### [Instructions for the task]
Without the pictures, give the entries below again exactly as written.

Items listed in a dataset:
=-=-=
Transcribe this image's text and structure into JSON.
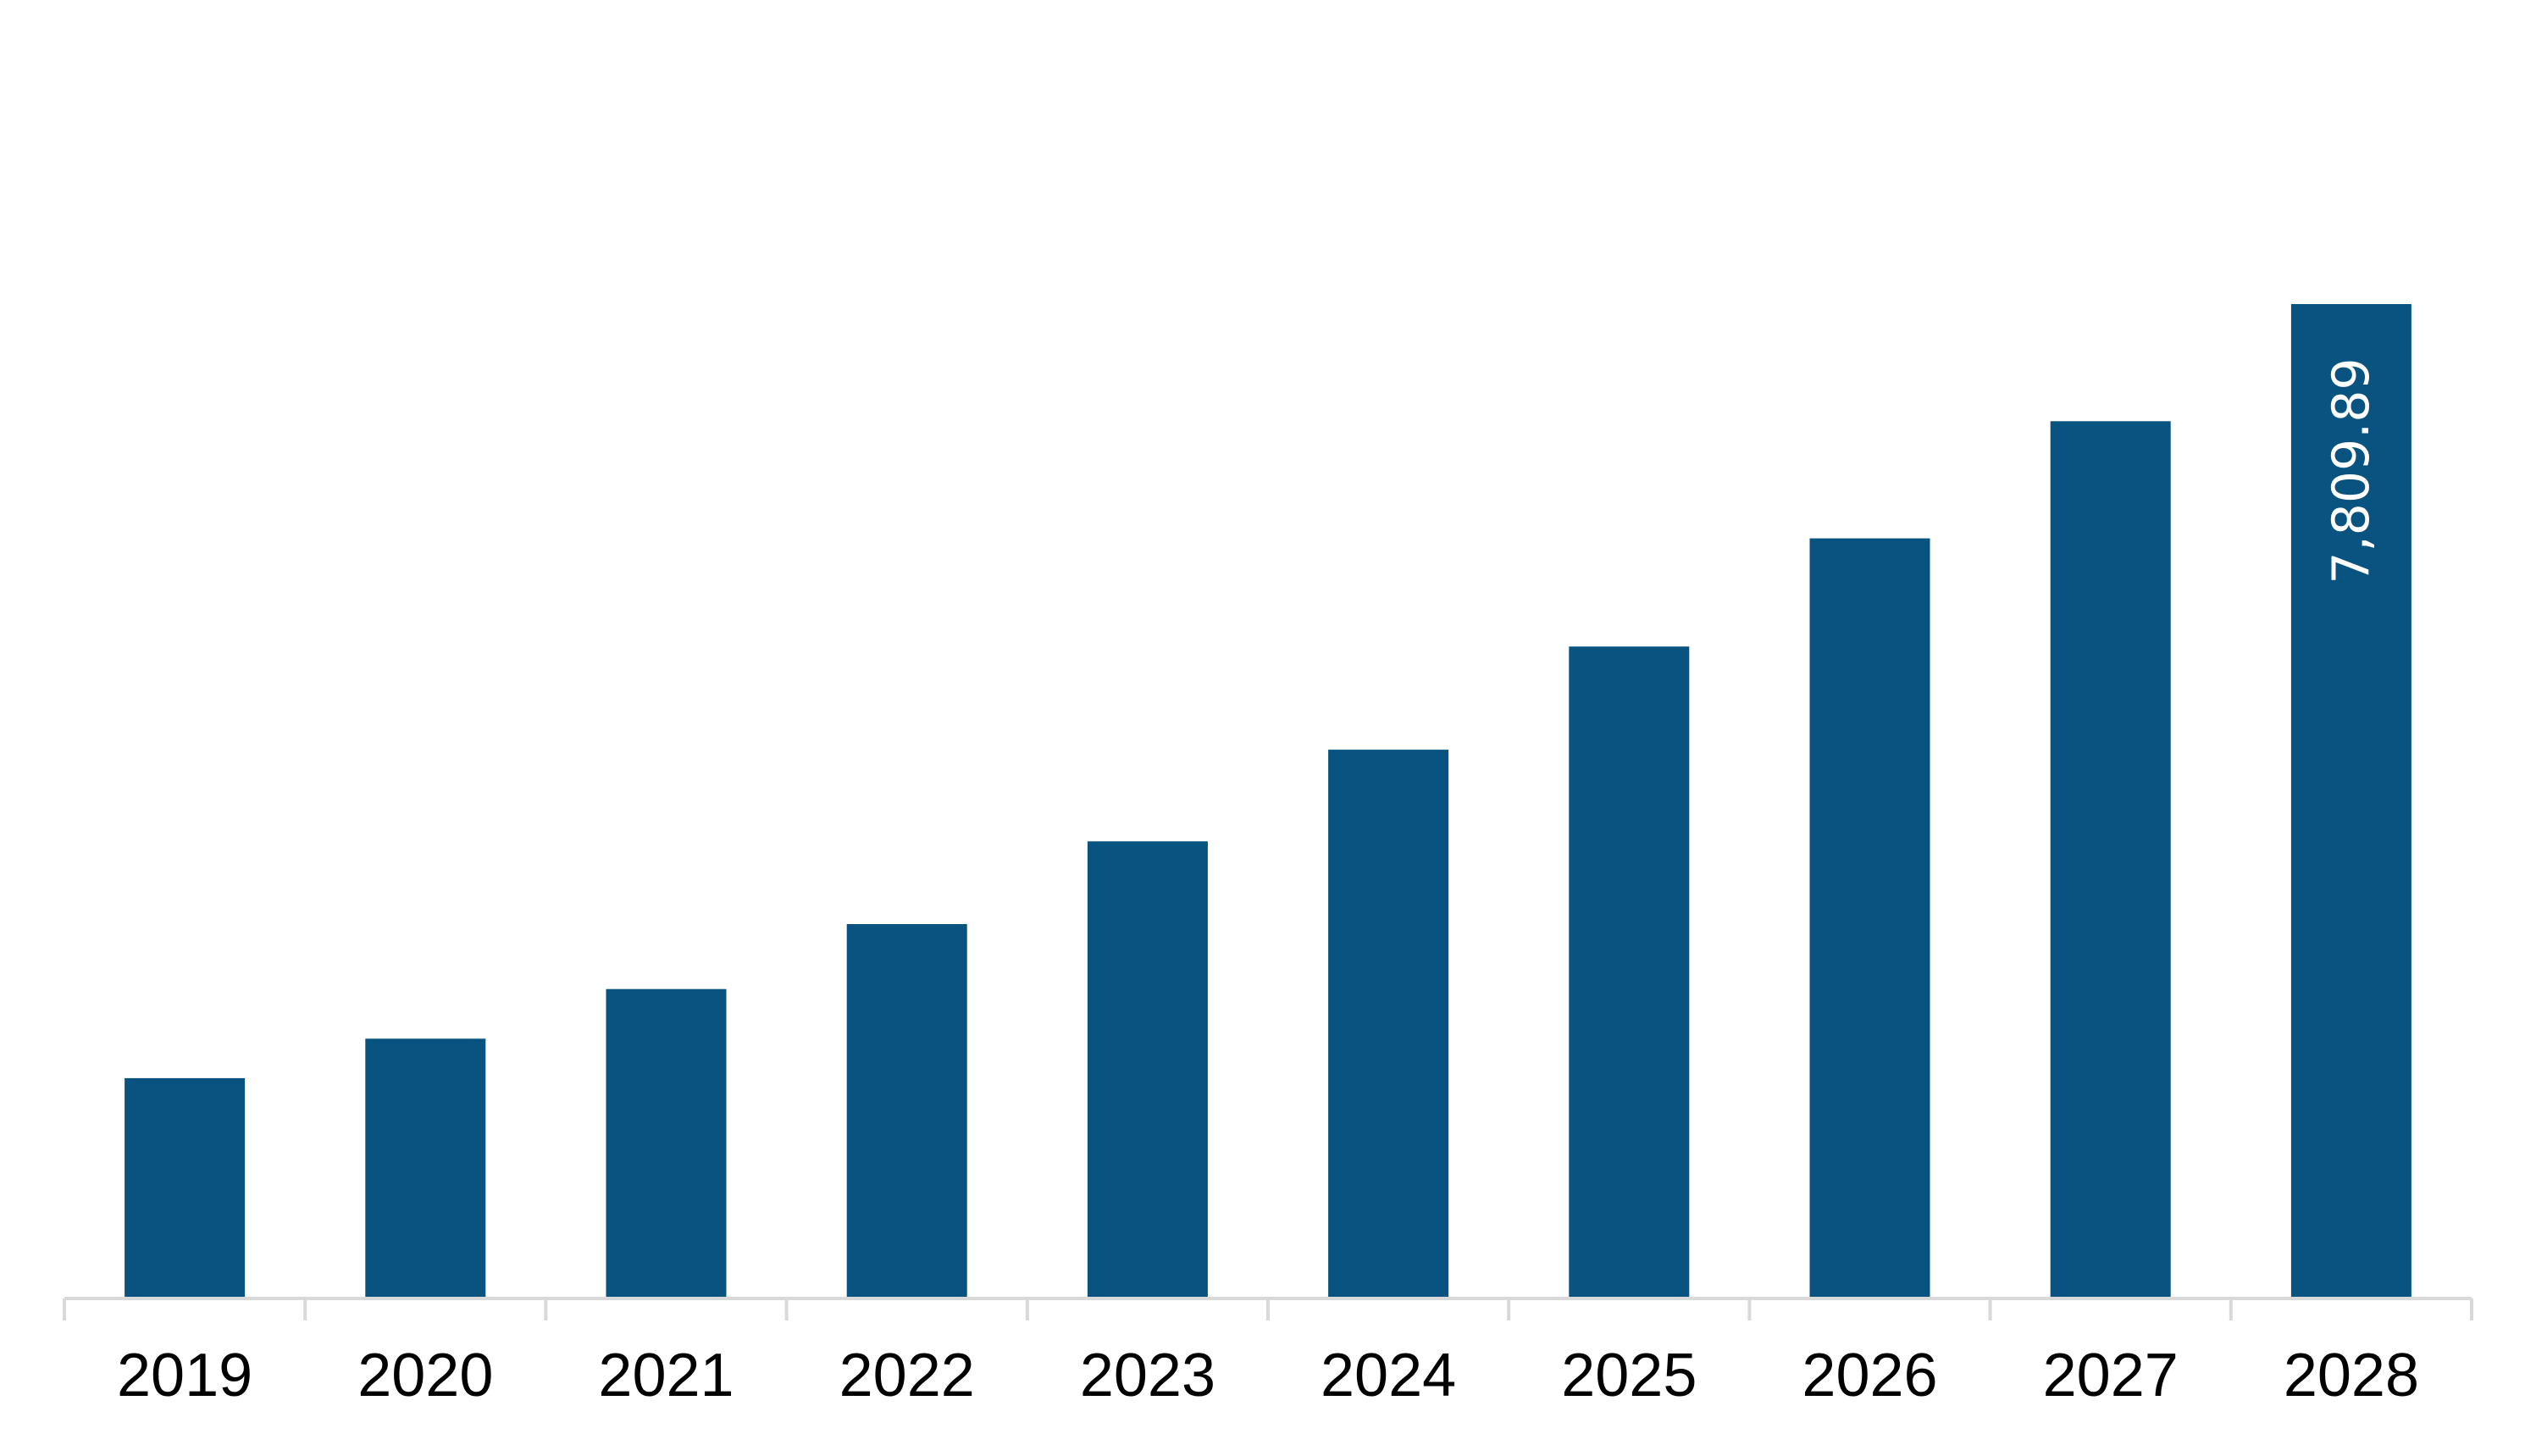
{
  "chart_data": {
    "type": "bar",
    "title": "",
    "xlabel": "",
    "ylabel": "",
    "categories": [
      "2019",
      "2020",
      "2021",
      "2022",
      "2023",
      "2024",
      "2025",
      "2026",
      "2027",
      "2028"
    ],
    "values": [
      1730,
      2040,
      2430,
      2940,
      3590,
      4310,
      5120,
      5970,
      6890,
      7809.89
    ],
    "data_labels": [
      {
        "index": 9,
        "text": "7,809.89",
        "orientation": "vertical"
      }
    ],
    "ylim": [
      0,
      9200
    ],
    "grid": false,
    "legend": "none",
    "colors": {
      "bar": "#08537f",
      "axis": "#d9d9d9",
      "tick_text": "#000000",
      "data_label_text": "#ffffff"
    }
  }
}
=-=-=
### [Solution to the problem]
Transcribe this image's text and structure into JSON.
{
  "chart_data": {
    "type": "bar",
    "title": "",
    "xlabel": "",
    "ylabel": "",
    "categories": [
      "2019",
      "2020",
      "2021",
      "2022",
      "2023",
      "2024",
      "2025",
      "2026",
      "2027",
      "2028"
    ],
    "values": [
      1730,
      2040,
      2430,
      2940,
      3590,
      4310,
      5120,
      5970,
      6890,
      7809.89
    ],
    "data_labels": [
      {
        "index": 9,
        "text": "7,809.89",
        "orientation": "vertical"
      }
    ],
    "ylim": [
      0,
      9200
    ],
    "grid": false,
    "legend": "none",
    "colors": {
      "bar": "#08537f",
      "axis": "#d9d9d9",
      "tick_text": "#000000",
      "data_label_text": "#ffffff"
    }
  }
}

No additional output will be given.